Read the data and repeat all of it exactly.

• [Provided information]:
## Begin

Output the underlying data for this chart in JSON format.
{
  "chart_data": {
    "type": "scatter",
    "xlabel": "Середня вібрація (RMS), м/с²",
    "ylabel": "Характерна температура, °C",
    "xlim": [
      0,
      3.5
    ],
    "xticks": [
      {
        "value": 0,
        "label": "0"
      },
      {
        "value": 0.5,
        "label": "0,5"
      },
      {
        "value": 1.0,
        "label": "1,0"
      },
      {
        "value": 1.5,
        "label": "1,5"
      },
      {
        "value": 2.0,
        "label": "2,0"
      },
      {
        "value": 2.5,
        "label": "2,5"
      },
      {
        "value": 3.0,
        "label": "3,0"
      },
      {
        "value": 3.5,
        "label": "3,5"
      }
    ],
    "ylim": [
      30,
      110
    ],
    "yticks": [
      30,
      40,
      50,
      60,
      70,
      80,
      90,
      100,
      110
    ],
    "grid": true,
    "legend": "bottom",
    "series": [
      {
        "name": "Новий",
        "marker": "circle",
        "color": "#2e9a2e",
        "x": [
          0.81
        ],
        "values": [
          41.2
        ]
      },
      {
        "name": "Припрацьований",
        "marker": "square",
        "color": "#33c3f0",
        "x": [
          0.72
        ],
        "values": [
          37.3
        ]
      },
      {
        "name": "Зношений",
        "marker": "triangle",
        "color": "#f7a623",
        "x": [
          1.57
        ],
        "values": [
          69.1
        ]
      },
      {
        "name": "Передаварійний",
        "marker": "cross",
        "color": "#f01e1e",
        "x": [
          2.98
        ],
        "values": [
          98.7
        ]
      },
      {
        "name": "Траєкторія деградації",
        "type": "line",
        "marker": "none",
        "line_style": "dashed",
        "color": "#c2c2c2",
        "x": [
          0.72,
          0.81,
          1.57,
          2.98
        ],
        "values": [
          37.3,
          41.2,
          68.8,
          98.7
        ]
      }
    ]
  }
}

## End

• [The response]:
Output the underlying data for this chart in JSON format.
{
  "chart_data": {
    "type": "scatter",
    "xlabel": "Середня вібрація (RMS), м/с²",
    "ylabel": "Характерна температура, °C",
    "xlim": [
      0,
      3.5
    ],
    "xticks": [
      {
        "value": 0,
        "label": "0"
      },
      {
        "value": 0.5,
        "label": "0,5"
      },
      {
        "value": 1.0,
        "label": "1,0"
      },
      {
        "value": 1.5,
        "label": "1,5"
      },
      {
        "value": 2.0,
        "label": "2,0"
      },
      {
        "value": 2.5,
        "label": "2,5"
      },
      {
        "value": 3.0,
        "label": "3,0"
      },
      {
        "value": 3.5,
        "label": "3,5"
      }
    ],
    "ylim": [
      30,
      110
    ],
    "yticks": [
      30,
      40,
      50,
      60,
      70,
      80,
      90,
      100,
      110
    ],
    "grid": true,
    "legend": "bottom",
    "series": [
      {
        "name": "Новий",
        "marker": "circle",
        "color": "#2e9a2e",
        "x": [
          0.81
        ],
        "values": [
          41.2
        ]
      },
      {
        "name": "Припрацьований",
        "marker": "square",
        "color": "#33c3f0",
        "x": [
          0.72
        ],
        "values": [
          37.3
        ]
      },
      {
        "name": "Зношений",
        "marker": "triangle",
        "color": "#f7a623",
        "x": [
          1.57
        ],
        "values": [
          69.1
        ]
      },
      {
        "name": "Передаварійний",
        "marker": "cross",
        "color": "#f01e1e",
        "x": [
          2.98
        ],
        "values": [
          98.7
        ]
      },
      {
        "name": "Траєкторія деградації",
        "type": "line",
        "marker": "none",
        "line_style": "dashed",
        "color": "#c2c2c2",
        "x": [
          0.72,
          0.81,
          1.57,
          2.98
        ],
        "values": [
          37.3,
          41.2,
          68.8,
          98.7
        ]
      }
    ]
  }
}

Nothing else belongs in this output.